WHAT IS EXPECTED
Count how many lines hold the string "time", and give only that number.

****************************************

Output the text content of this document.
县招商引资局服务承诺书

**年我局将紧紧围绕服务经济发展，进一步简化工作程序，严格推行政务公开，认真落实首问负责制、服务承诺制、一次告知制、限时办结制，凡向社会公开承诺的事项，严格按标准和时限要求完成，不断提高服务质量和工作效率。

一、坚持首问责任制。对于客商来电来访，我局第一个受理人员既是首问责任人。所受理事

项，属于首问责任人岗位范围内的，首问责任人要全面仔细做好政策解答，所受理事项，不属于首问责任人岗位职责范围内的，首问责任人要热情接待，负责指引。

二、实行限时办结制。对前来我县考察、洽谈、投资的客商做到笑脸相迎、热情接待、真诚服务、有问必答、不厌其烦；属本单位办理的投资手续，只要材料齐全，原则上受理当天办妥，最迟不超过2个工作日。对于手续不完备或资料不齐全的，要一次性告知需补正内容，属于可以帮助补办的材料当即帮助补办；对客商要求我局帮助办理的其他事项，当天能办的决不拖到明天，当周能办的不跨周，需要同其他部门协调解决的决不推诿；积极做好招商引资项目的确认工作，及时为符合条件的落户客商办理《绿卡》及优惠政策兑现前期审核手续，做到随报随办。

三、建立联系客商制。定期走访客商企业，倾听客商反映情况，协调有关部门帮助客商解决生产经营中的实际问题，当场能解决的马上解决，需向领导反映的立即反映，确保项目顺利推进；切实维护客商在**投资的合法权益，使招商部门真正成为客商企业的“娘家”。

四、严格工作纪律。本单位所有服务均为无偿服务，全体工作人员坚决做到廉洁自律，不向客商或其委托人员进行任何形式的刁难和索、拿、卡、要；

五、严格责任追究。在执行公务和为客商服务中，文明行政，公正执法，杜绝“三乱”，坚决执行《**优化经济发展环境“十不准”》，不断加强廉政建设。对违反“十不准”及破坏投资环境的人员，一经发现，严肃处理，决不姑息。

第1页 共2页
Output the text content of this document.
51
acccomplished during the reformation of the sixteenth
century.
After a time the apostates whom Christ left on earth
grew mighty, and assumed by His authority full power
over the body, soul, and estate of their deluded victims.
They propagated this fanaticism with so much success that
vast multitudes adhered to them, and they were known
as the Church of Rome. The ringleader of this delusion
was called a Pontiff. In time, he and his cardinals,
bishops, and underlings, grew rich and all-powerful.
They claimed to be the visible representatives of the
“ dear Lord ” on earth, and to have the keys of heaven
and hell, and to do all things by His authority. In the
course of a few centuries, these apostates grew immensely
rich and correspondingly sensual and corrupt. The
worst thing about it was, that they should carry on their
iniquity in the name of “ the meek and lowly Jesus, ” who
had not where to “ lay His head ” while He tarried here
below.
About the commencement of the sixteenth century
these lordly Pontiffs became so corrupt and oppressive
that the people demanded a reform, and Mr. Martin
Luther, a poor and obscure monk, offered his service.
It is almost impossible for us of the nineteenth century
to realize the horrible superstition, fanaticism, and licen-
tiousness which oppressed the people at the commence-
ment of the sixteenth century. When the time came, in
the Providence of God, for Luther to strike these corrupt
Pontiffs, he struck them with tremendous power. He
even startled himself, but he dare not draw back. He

****************************************

CORRECT RESULT
3